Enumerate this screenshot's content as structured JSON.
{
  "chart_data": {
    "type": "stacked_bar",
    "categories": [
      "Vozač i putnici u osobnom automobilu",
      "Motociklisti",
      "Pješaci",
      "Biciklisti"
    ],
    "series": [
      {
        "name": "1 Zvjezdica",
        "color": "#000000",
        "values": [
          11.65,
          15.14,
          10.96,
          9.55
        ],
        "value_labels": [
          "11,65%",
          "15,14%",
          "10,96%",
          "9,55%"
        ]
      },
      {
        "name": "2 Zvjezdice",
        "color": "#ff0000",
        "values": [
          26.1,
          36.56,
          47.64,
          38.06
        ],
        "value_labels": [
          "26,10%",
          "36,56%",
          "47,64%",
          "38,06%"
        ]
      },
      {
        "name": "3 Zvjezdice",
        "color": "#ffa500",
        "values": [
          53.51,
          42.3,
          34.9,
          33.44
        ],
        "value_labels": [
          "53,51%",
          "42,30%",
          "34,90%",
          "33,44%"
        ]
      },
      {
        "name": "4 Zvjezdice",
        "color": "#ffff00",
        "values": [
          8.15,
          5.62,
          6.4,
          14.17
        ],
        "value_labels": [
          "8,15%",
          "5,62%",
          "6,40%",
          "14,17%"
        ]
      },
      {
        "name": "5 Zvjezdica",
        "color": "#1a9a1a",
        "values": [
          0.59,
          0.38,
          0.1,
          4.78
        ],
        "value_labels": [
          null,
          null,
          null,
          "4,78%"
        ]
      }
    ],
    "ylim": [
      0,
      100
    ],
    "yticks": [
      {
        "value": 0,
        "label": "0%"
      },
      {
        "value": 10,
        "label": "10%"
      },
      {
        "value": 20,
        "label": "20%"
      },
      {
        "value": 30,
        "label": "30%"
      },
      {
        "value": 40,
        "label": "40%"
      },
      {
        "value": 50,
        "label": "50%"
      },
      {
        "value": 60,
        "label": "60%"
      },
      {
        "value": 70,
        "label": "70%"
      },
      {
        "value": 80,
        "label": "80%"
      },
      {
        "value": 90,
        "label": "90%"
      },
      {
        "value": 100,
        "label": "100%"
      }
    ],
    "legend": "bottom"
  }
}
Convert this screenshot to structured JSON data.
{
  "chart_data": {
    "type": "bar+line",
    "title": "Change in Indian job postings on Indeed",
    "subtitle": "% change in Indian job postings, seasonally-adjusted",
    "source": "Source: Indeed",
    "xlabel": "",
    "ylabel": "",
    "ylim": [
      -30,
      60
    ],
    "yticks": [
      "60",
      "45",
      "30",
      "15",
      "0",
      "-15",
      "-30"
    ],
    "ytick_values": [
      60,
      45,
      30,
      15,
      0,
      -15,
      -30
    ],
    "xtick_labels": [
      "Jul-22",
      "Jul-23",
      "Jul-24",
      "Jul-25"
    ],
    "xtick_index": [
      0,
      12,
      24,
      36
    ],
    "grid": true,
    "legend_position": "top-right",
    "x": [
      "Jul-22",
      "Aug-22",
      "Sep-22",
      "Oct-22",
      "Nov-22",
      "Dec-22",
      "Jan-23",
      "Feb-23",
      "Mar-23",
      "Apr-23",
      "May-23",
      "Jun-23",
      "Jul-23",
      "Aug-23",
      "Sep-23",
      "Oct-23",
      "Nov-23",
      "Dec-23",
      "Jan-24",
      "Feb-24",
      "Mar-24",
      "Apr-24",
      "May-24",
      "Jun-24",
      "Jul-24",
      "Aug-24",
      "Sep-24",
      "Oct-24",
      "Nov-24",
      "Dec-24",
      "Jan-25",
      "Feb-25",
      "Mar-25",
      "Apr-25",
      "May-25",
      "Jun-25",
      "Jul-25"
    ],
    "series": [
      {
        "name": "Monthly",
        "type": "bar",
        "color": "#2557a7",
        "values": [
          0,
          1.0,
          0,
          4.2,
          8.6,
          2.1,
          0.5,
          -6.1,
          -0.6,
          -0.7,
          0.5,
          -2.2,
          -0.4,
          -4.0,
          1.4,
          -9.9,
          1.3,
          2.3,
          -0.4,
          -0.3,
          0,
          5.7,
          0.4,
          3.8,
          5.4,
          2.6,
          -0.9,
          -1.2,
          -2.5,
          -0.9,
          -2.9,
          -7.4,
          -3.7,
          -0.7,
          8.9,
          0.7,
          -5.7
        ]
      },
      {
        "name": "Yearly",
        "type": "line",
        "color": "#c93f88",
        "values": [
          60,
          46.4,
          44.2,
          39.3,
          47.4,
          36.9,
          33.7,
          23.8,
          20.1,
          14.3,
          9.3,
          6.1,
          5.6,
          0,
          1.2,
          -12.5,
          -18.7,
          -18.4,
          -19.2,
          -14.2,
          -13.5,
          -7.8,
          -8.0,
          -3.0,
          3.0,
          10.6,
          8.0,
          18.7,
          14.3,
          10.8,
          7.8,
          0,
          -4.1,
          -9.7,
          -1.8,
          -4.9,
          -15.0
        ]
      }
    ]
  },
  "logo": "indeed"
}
============================================================
What is required>
Make an exact copy of the listing, including every line.

Response below>
Enumerate this screenshot's content as structured JSON.
{
  "chart_data": {
    "type": "stacked_bar",
    "categories": [
      "Vozač i putnici u osobnom automobilu",
      "Motociklisti",
      "Pješaci",
      "Biciklisti"
    ],
    "series": [
      {
        "name": "1 Zvjezdica",
        "color": "#000000",
        "values": [
          11.65,
          15.14,
          10.96,
          9.55
        ],
        "value_labels": [
          "11,65%",
          "15,14%",
          "10,96%",
          "9,55%"
        ]
      },
      {
        "name": "2 Zvjezdice",
        "color": "#ff0000",
        "values": [
          26.1,
          36.56,
          47.64,
          38.06
        ],
        "value_labels": [
          "26,10%",
          "36,56%",
          "47,64%",
          "38,06%"
        ]
      },
      {
        "name": "3 Zvjezdice",
        "color": "#ffa500",
        "values": [
          53.51,
          42.3,
          34.9,
          33.44
        ],
        "value_labels": [
          "53,51%",
          "42,30%",
          "34,90%",
          "33,44%"
        ]
      },
      {
        "name": "4 Zvjezdice",
        "color": "#ffff00",
        "values": [
          8.15,
          5.62,
          6.4,
          14.17
        ],
        "value_labels": [
          "8,15%",
          "5,62%",
          "6,40%",
          "14,17%"
        ]
      },
      {
        "name": "5 Zvjezdica",
        "color": "#1a9a1a",
        "values": [
          0.59,
          0.38,
          0.1,
          4.78
        ],
        "value_labels": [
          null,
          null,
          null,
          "4,78%"
        ]
      }
    ],
    "ylim": [
      0,
      100
    ],
    "yticks": [
      {
        "value": 0,
        "label": "0%"
      },
      {
        "value": 10,
        "label": "10%"
      },
      {
        "value": 20,
        "label": "20%"
      },
      {
        "value": 30,
        "label": "30%"
      },
      {
        "value": 40,
        "label": "40%"
      },
      {
        "value": 50,
        "label": "50%"
      },
      {
        "value": 60,
        "label": "60%"
      },
      {
        "value": 70,
        "label": "70%"
      },
      {
        "value": 80,
        "label": "80%"
      },
      {
        "value": 90,
        "label": "90%"
      },
      {
        "value": 100,
        "label": "100%"
      }
    ],
    "legend": "bottom"
  }
}
Convert this screenshot to structured JSON data.
{
  "chart_data": {
    "type": "bar+line",
    "title": "Change in Indian job postings on Indeed",
    "subtitle": "% change in Indian job postings, seasonally-adjusted",
    "source": "Source: Indeed",
    "xlabel": "",
    "ylabel": "",
    "ylim": [
      -30,
      60
    ],
    "yticks": [
      "60",
      "45",
      "30",
      "15",
      "0",
      "-15",
      "-30"
    ],
    "ytick_values": [
      60,
      45,
      30,
      15,
      0,
      -15,
      -30
    ],
    "xtick_labels": [
      "Jul-22",
      "Jul-23",
      "Jul-24",
      "Jul-25"
    ],
    "xtick_index": [
      0,
      12,
      24,
      36
    ],
    "grid": true,
    "legend_position": "top-right",
    "x": [
      "Jul-22",
      "Aug-22",
      "Sep-22",
      "Oct-22",
      "Nov-22",
      "Dec-22",
      "Jan-23",
      "Feb-23",
      "Mar-23",
      "Apr-23",
      "May-23",
      "Jun-23",
      "Jul-23",
      "Aug-23",
      "Sep-23",
      "Oct-23",
      "Nov-23",
      "Dec-23",
      "Jan-24",
      "Feb-24",
      "Mar-24",
      "Apr-24",
      "May-24",
      "Jun-24",
      "Jul-24",
      "Aug-24",
      "Sep-24",
      "Oct-24",
      "Nov-24",
      "Dec-24",
      "Jan-25",
      "Feb-25",
      "Mar-25",
      "Apr-25",
      "May-25",
      "Jun-25",
      "Jul-25"
    ],
    "series": [
      {
        "name": "Monthly",
        "type": "bar",
        "color": "#2557a7",
        "values": [
          0,
          1.0,
          0,
          4.2,
          8.6,
          2.1,
          0.5,
          -6.1,
          -0.6,
          -0.7,
          0.5,
          -2.2,
          -0.4,
          -4.0,
          1.4,
          -9.9,
          1.3,
          2.3,
          -0.4,
          -0.3,
          0,
          5.7,
          0.4,
          3.8,
          5.4,
          2.6,
          -0.9,
          -1.2,
          -2.5,
          -0.9,
          -2.9,
          -7.4,
          -3.7,
          -0.7,
          8.9,
          0.7,
          -5.7
        ]
      },
      {
        "name": "Yearly",
        "type": "line",
        "color": "#c93f88",
        "values": [
          60,
          46.4,
          44.2,
          39.3,
          47.4,
          36.9,
          33.7,
          23.8,
          20.1,
          14.3,
          9.3,
          6.1,
          5.6,
          0,
          1.2,
          -12.5,
          -18.7,
          -18.4,
          -19.2,
          -14.2,
          -13.5,
          -7.8,
          -8.0,
          -3.0,
          3.0,
          10.6,
          8.0,
          18.7,
          14.3,
          10.8,
          7.8,
          0,
          -4.1,
          -9.7,
          -1.8,
          -4.9,
          -15.0
        ]
      }
    ]
  },
  "logo": "indeed"
}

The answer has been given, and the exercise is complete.